» **REQUIREMENT**
Below are the records. Gather each line that holds "structural".

» **DATA FOR THIS EXERCISE**
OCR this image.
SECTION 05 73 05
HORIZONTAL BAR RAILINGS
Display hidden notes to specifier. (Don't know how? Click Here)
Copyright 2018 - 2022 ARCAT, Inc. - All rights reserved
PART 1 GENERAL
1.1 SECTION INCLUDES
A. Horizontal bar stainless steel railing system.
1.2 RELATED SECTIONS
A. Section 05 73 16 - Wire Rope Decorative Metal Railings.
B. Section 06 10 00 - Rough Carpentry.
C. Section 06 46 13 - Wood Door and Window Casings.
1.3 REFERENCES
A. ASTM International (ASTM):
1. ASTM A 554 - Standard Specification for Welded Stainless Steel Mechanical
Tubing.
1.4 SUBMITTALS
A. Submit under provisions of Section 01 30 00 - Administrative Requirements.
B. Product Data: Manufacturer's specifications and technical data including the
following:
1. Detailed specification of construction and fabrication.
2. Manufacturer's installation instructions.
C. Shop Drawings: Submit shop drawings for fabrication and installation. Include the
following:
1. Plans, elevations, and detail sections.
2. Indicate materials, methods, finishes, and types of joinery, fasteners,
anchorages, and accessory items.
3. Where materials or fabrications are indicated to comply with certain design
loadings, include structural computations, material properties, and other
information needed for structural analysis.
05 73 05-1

» **THE COMPLETED TASK**
loadings, include structural computations, material properties, and other
information needed for structural analysis.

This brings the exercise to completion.